Extracted data entries
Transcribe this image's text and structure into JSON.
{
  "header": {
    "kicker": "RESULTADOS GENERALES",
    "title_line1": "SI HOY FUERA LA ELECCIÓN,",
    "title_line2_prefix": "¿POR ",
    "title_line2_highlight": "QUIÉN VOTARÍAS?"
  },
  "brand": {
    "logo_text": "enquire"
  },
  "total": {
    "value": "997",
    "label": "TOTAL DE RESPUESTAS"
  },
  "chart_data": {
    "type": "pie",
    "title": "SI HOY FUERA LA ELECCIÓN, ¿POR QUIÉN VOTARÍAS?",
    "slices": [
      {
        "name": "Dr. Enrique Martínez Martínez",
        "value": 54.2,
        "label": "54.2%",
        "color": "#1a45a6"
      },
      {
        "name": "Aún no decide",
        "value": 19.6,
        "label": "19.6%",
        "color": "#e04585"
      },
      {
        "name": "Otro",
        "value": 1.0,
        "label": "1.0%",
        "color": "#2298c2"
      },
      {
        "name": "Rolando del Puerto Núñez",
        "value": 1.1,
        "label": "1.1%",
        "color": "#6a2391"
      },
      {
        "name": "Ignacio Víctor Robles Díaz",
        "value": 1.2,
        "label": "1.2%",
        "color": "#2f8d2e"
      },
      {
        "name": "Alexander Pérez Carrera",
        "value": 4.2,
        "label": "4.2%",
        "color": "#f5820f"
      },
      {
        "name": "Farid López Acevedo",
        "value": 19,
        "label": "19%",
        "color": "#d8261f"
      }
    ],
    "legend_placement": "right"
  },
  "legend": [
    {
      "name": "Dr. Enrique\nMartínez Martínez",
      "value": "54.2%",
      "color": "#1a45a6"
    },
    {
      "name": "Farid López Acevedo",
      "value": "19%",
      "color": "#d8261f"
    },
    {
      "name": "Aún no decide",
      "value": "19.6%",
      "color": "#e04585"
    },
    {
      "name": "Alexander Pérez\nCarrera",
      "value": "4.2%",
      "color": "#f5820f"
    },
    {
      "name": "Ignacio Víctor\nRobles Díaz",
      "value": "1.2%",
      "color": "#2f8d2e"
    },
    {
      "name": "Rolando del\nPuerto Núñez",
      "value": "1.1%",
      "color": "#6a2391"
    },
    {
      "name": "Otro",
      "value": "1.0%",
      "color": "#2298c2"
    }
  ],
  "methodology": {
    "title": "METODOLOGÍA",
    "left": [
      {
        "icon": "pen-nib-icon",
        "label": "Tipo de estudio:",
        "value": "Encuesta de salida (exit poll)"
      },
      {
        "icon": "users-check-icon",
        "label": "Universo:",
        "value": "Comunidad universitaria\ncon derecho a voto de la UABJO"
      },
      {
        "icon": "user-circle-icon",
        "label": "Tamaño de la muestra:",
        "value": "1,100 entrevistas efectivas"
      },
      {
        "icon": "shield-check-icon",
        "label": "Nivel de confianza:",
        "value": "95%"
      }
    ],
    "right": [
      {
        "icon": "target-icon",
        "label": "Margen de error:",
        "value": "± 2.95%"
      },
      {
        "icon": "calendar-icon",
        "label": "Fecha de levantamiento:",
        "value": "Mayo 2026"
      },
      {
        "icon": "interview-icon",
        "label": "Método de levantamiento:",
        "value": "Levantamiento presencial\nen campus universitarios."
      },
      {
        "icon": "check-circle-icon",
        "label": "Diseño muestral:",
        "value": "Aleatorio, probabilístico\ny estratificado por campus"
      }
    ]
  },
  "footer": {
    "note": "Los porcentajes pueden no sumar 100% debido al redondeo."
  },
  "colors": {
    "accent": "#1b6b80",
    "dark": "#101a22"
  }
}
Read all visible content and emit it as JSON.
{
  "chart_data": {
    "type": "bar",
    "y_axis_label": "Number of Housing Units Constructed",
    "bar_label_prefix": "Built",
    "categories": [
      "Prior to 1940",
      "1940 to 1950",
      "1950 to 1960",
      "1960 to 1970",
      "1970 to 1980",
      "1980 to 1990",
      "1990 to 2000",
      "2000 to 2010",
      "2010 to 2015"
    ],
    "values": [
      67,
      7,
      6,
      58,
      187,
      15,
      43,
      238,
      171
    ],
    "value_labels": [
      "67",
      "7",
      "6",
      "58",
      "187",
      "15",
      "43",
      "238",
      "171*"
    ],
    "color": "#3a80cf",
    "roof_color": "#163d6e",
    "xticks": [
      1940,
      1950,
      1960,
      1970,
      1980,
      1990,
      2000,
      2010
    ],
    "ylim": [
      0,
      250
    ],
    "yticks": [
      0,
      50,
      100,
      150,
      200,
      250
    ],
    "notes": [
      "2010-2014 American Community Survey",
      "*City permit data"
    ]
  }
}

**Set exercise**
Give the number of lines in the records that contain the string "check", and nothing besides.

**Answer to the task**
3